### Supplied material
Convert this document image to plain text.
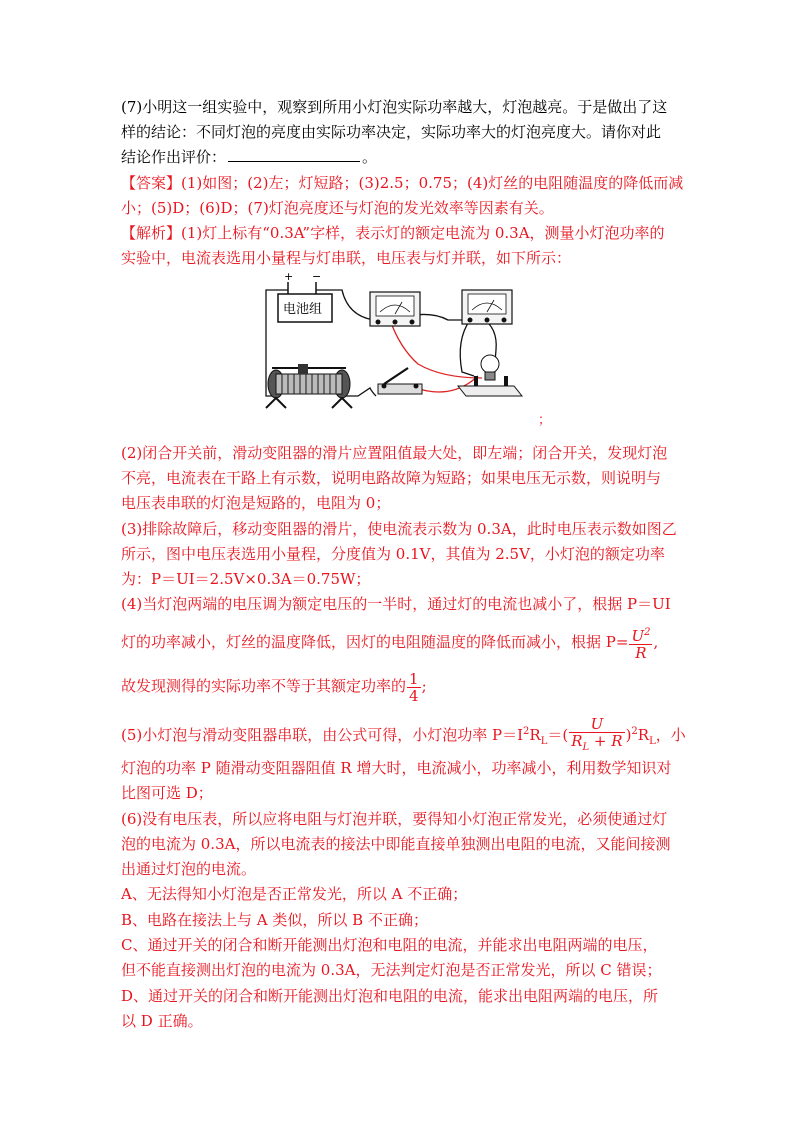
(7)小明这一组实验中，观察到所用小灯泡实际功率越大，灯泡越亮。于是做出了这
样的结论：不同灯泡的亮度由实际功率决定，实际功率大的灯泡亮度大。请你对此
结论作出评价：	。
【答案】(1)如图；(2)左；灯短路；(3)2.5；0.75；(4)灯丝的电阻随温度的降低而减
小；(5)D；(6)D；(7)灯泡亮度还与灯泡的发光效率等因素有关。
【解析】(1)灯上标有“0.3A”字样，表示灯的额定电流为 0.3A，测量小灯泡功率的
实验中，电流表选用小量程与灯串联，电压表与灯并联，如下所示：
+ −
电池组
；
(2)闭合开关前，滑动变阻器的滑片应置阻值最大处，即左端；闭合开关，发现灯泡
不亮，电流表在干路上有示数，说明电路故障为短路；如果电压无示数，则说明与
电压表串联的灯泡是短路的，电阻为 0；
(3)排除故障后，移动变阻器的滑片，使电流表示数为 0.3A，此时电压表示数如图乙
所示，图中电压表选用小量程，分度值为 0.1V，其值为 2.5V，小灯泡的额定功率
为：P＝UI＝2.5V×0.3A＝0.75W；
(4)当灯泡两端的电压调为额定电压的一半时，通过灯的电流也减小了，根据 P＝UI
灯的功率减小，灯丝的温度降低，因灯的电阻随温度的降低而减小，根据 $P= \frac{U^2}{R}$ ,
故发现测得的实际功率不等于其额定功率的 $\frac{1}{4}$ ;
(5)小灯泡与滑动变阻器串联，由公式可得，小灯泡功率 $P=I^2R_L=( \frac{U}{R_L + R} )^2R_L$，小
灯泡的功率 P 随滑动变阻器阻值 R 增大时，电流减小，功率减小，利用数学知识对
比图可选 D；
(6)没有电压表，所以应将电阻与灯泡并联，要得知小灯泡正常发光，必须使通过灯
泡的电流为 0.3A，所以电流表的接法中即能直接单独测出电阻的电流，又能间接测
出通过灯泡的电流。
A、无法得知小灯泡是否正常发光，所以 A 不正确；
B、电路在接法上与 A 类似，所以 B 不正确；
C、通过开关的闭合和断开能测出灯泡和电阻的电流，并能求出电阻两端的电压，
但不能直接测出灯泡的电流为 0.3A，无法判定灯泡是否正常发光，所以 C 错误；
D、通过开关的闭合和断开能测出灯泡和电阻的电流，能求出电阻两端的电压，所
以 D 正确。
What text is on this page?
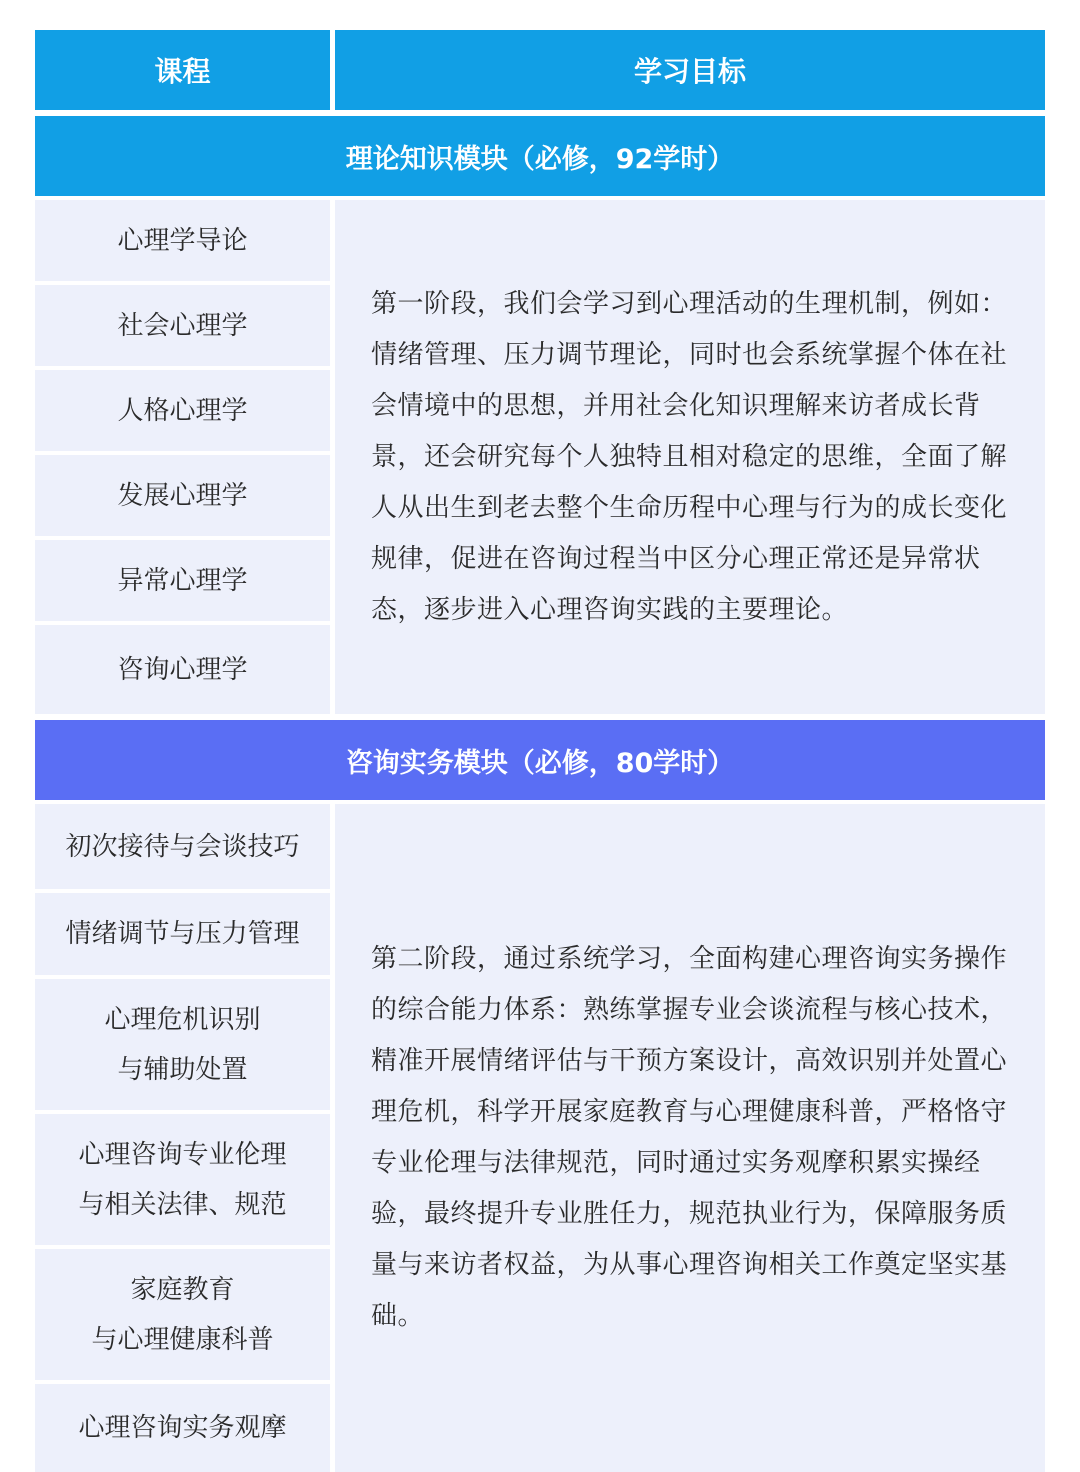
课程	学习目标
理论知识模块（必修，92学时）
心理学导论
社会心理学
人格心理学
发展心理学
异常心理学
咨询心理学
第一阶段，我们会学习到心理活动的生理机制，例如：情绪管理、压力调节理论，同时也会系统掌握个体在社会情境中的思想，并用社会化知识理解来访者成长背景，还会研究每个人独特且相对稳定的思维，全面了解人从出生到老去整个生命历程中心理与行为的成长变化规律，促进在咨询过程当中区分心理正常还是异常状态，逐步进入心理咨询实践的主要理论。
咨询实务模块（必修，80学时）
初次接待与会谈技巧
情绪调节与压力管理
心理危机识别
与辅助处置
心理咨询专业伦理
与相关法律、规范
家庭教育
与心理健康科普
心理咨询实务观摩
第二阶段，通过系统学习，全面构建心理咨询实务操作的综合能力体系：熟练掌握专业会谈流程与核心技术，精准开展情绪评估与干预方案设计，高效识别并处置心理危机，科学开展家庭教育与心理健康科普，严格恪守专业伦理与法律规范，同时通过实务观摩积累实操经验，最终提升专业胜任力，规范执业行为，保障服务质量与来访者权益，为从事心理咨询相关工作奠定坚实基础。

### Task requirements
Quote the entries in full. Any image among them is to be omitted from the copy.

### Result of the task
Convert this document image to plain text.
(7)小明这一组实验中，观察到所用小灯泡实际功率越大，灯泡越亮。于是做出了这
样的结论：不同灯泡的亮度由实际功率决定，实际功率大的灯泡亮度大。请你对此
结论作出评价：	。
【答案】(1)如图；(2)左；灯短路；(3)2.5；0.75；(4)灯丝的电阻随温度的降低而减
小；(5)D；(6)D；(7)灯泡亮度还与灯泡的发光效率等因素有关。
【解析】(1)灯上标有“0.3A”字样，表示灯的额定电流为 0.3A，测量小灯泡功率的
实验中，电流表选用小量程与灯串联，电压表与灯并联，如下所示：
+ −
电池组
；
(2)闭合开关前，滑动变阻器的滑片应置阻值最大处，即左端；闭合开关，发现灯泡
不亮，电流表在干路上有示数，说明电路故障为短路；如果电压无示数，则说明与
电压表串联的灯泡是短路的，电阻为 0；
(3)排除故障后，移动变阻器的滑片，使电流表示数为 0.3A，此时电压表示数如图乙
所示，图中电压表选用小量程，分度值为 0.1V，其值为 2.5V，小灯泡的额定功率
为：P＝UI＝2.5V×0.3A＝0.75W；
(4)当灯泡两端的电压调为额定电压的一半时，通过灯的电流也减小了，根据 P＝UI
灯的功率减小，灯丝的温度降低，因灯的电阻随温度的降低而减小，根据 $P= \frac{U^2}{R}$ ,
故发现测得的实际功率不等于其额定功率的 $\frac{1}{4}$ ;
(5)小灯泡与滑动变阻器串联，由公式可得，小灯泡功率 $P=I^2R_L=( \frac{U}{R_L + R} )^2R_L$，小
灯泡的功率 P 随滑动变阻器阻值 R 增大时，电流减小，功率减小，利用数学知识对
比图可选 D；
(6)没有电压表，所以应将电阻与灯泡并联，要得知小灯泡正常发光，必须使通过灯
泡的电流为 0.3A，所以电流表的接法中即能直接单独测出电阻的电流，又能间接测
出通过灯泡的电流。
A、无法得知小灯泡是否正常发光，所以 A 不正确；
B、电路在接法上与 A 类似，所以 B 不正确；
C、通过开关的闭合和断开能测出灯泡和电阻的电流，并能求出电阻两端的电压，
但不能直接测出灯泡的电流为 0.3A，无法判定灯泡是否正常发光，所以 C 错误；
D、通过开关的闭合和断开能测出灯泡和电阻的电流，能求出电阻两端的电压，所
以 D 正确。
What text is on this page?
课程	学习目标
理论知识模块（必修，92学时）
心理学导论
社会心理学
人格心理学
发展心理学
异常心理学
咨询心理学
第一阶段，我们会学习到心理活动的生理机制，例如：情绪管理、压力调节理论，同时也会系统掌握个体在社会情境中的思想，并用社会化知识理解来访者成长背景，还会研究每个人独特且相对稳定的思维，全面了解人从出生到老去整个生命历程中心理与行为的成长变化规律，促进在咨询过程当中区分心理正常还是异常状态，逐步进入心理咨询实践的主要理论。
咨询实务模块（必修，80学时）
初次接待与会谈技巧
情绪调节与压力管理
心理危机识别
与辅助处置
心理咨询专业伦理
与相关法律、规范
家庭教育
与心理健康科普
心理咨询实务观摩
第二阶段，通过系统学习，全面构建心理咨询实务操作的综合能力体系：熟练掌握专业会谈流程与核心技术，精准开展情绪评估与干预方案设计，高效识别并处置心理危机，科学开展家庭教育与心理健康科普，严格恪守专业伦理与法律规范，同时通过实务观摩积累实操经验，最终提升专业胜任力，规范执业行为，保障服务质量与来访者权益，为从事心理咨询相关工作奠定坚实基础。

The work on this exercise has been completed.